• DIRECTIVE
Pick out every line of the entries below where "Addr" occurs, and copy those lines.

— START OF INFORMATION GIVEN —

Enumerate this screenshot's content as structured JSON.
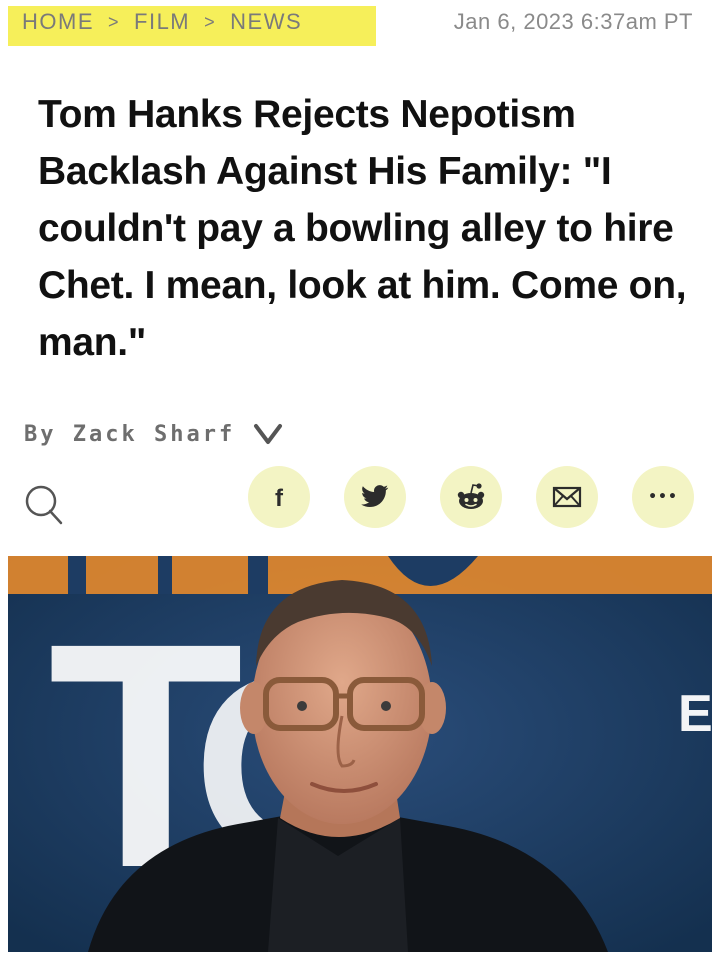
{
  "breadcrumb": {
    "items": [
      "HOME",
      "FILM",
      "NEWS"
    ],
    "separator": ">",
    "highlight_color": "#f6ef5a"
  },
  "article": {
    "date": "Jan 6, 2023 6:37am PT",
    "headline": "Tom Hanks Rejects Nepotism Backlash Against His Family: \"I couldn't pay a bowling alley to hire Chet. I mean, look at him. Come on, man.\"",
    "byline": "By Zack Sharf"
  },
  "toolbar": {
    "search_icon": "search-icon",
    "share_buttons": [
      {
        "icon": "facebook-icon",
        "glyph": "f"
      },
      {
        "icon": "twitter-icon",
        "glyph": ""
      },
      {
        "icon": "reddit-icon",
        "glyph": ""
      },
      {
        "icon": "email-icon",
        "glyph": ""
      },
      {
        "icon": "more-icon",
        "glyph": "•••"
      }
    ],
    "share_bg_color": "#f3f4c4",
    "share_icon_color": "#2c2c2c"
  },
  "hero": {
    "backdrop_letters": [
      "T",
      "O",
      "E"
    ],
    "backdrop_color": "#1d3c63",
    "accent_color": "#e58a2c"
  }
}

— END OF INFORMATION GIVEN —
— START OF INFORMATION GIVEN —

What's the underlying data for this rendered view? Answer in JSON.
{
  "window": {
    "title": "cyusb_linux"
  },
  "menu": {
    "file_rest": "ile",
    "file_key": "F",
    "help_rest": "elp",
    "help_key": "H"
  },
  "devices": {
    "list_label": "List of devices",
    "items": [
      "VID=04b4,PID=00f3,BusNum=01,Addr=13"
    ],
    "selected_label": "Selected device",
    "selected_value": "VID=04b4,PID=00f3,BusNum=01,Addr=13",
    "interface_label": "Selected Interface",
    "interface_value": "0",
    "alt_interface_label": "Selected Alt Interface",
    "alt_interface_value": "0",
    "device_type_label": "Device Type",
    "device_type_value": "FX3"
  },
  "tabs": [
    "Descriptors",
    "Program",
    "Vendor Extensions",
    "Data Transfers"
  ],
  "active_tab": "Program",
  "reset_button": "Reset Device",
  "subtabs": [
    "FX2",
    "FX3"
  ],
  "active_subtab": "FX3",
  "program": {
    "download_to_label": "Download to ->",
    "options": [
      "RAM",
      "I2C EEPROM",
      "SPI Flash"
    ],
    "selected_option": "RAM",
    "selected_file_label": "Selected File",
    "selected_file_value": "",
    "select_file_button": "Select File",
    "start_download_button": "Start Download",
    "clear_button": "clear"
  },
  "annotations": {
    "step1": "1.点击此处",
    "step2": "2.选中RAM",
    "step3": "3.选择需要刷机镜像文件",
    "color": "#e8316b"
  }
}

— END OF INFORMATION GIVEN —

• WORKED ANSWER
      "VID=04b4,PID=00f3,BusNum=01,Addr=13"
    "selected_value": "VID=04b4,PID=00f3,BusNum=01,Addr=13",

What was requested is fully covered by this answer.